## EXERCISE DETAILS
How many lines in the entries below contain "s的矿物油"? Answer with the number only.

## RECORD EXCERPTS
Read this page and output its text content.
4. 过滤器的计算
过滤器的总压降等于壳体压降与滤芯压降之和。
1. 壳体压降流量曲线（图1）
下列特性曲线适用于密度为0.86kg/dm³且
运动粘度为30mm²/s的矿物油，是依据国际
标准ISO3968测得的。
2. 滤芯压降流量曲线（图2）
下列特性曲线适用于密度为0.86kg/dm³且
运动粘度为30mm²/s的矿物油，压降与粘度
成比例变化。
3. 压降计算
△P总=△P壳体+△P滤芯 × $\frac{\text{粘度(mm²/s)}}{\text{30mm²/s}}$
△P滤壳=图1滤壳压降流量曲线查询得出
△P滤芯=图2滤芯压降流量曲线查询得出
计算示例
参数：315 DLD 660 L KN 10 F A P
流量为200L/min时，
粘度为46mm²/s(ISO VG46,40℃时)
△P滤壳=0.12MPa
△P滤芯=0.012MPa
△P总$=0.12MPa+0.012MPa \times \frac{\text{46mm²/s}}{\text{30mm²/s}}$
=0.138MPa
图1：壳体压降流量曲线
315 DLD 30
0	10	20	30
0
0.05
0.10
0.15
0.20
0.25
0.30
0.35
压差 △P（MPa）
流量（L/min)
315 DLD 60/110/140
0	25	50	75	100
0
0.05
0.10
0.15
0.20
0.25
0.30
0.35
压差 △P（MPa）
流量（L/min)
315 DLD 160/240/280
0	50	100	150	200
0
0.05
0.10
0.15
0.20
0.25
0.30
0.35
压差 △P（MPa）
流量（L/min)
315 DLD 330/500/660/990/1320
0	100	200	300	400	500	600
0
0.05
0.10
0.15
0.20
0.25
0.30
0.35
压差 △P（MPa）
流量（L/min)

## PROBLEM SOLUTION
2